*Work to do*: An exact copy of the records is required, minus the pictures they hold.
start Listed entries
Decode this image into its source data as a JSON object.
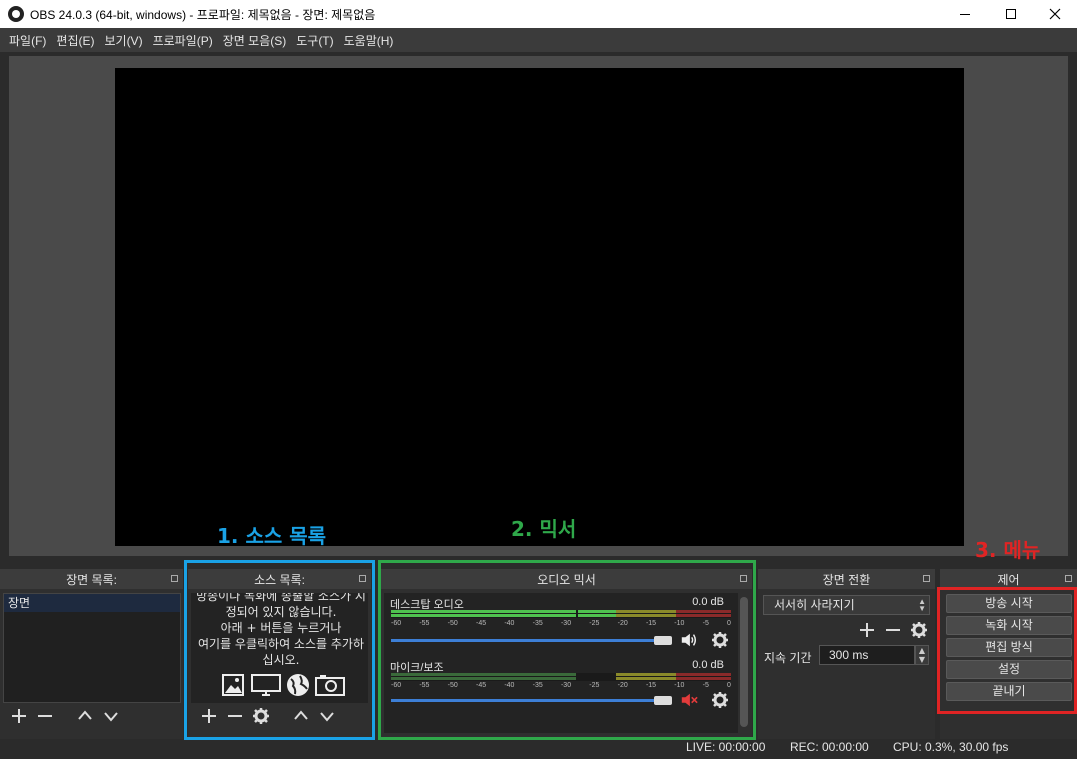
{
  "window": {
    "title": "OBS 24.0.3 (64-bit, windows) - 프로파일: 제목없음 - 장면: 제목없음"
  },
  "menu": [
    "파일(F)",
    "편집(E)",
    "보기(V)",
    "프로파일(P)",
    "장면 모음(S)",
    "도구(T)",
    "도움말(H)"
  ],
  "annotations": {
    "sources": "1. 소스 목록",
    "mixer": "2. 믹서",
    "menu": "3. 메뉴"
  },
  "scenes": {
    "header": "장면 목록:",
    "items": [
      "장면"
    ]
  },
  "sources": {
    "header": "소스 목록:",
    "empty_lines": [
      "방송이나 녹화에 송출할 소스가 지",
      "정되어 있지 않습니다.",
      "아래 + 버튼을 누르거나",
      "여기를 우클릭하여 소스를 추가하",
      "십시오."
    ]
  },
  "mixer": {
    "header": "오디오 믹서",
    "ticks": [
      "-60",
      "-55",
      "-50",
      "-45",
      "-40",
      "-35",
      "-30",
      "-25",
      "-20",
      "-15",
      "-10",
      "-5",
      "0"
    ],
    "channels": [
      {
        "name": "데스크탑 오디오",
        "db": "0.0 dB",
        "muted": false
      },
      {
        "name": "마이크/보조",
        "db": "0.0 dB",
        "muted": true
      }
    ]
  },
  "transitions": {
    "header": "장면 전환",
    "selected": "서서히 사라지기",
    "duration_label": "지속 기간",
    "duration_value": "300 ms"
  },
  "controls": {
    "header": "제어",
    "buttons": [
      "방송 시작",
      "녹화 시작",
      "편집 방식",
      "설정",
      "끝내기"
    ]
  },
  "status": {
    "live": "LIVE: 00:00:00",
    "rec": "REC: 00:00:00",
    "cpu": "CPU: 0.3%, 30.00 fps"
  },
  "colors": {
    "sources_box": "#1aa2e6",
    "mixer_box": "#2fa84a",
    "controls_box": "#e02424"
  }
}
end Listed entries
*Solution to this problem*:
Decode this image into its source data as a JSON object.
{
  "window": {
    "title": "OBS 24.0.3 (64-bit, windows) - 프로파일: 제목없음 - 장면: 제목없음"
  },
  "menu": [
    "파일(F)",
    "편집(E)",
    "보기(V)",
    "프로파일(P)",
    "장면 모음(S)",
    "도구(T)",
    "도움말(H)"
  ],
  "annotations": {
    "sources": "1. 소스 목록",
    "mixer": "2. 믹서",
    "menu": "3. 메뉴"
  },
  "scenes": {
    "header": "장면 목록:",
    "items": [
      "장면"
    ]
  },
  "sources": {
    "header": "소스 목록:",
    "empty_lines": [
      "방송이나 녹화에 송출할 소스가 지",
      "정되어 있지 않습니다.",
      "아래 + 버튼을 누르거나",
      "여기를 우클릭하여 소스를 추가하",
      "십시오."
    ]
  },
  "mixer": {
    "header": "오디오 믹서",
    "ticks": [
      "-60",
      "-55",
      "-50",
      "-45",
      "-40",
      "-35",
      "-30",
      "-25",
      "-20",
      "-15",
      "-10",
      "-5",
      "0"
    ],
    "channels": [
      {
        "name": "데스크탑 오디오",
        "db": "0.0 dB",
        "muted": false
      },
      {
        "name": "마이크/보조",
        "db": "0.0 dB",
        "muted": true
      }
    ]
  },
  "transitions": {
    "header": "장면 전환",
    "selected": "서서히 사라지기",
    "duration_label": "지속 기간",
    "duration_value": "300 ms"
  },
  "controls": {
    "header": "제어",
    "buttons": [
      "방송 시작",
      "녹화 시작",
      "편집 방식",
      "설정",
      "끝내기"
    ]
  },
  "status": {
    "live": "LIVE: 00:00:00",
    "rec": "REC: 00:00:00",
    "cpu": "CPU: 0.3%, 30.00 fps"
  },
  "colors": {
    "sources_box": "#1aa2e6",
    "mixer_box": "#2fa84a",
    "controls_box": "#e02424"
  }
}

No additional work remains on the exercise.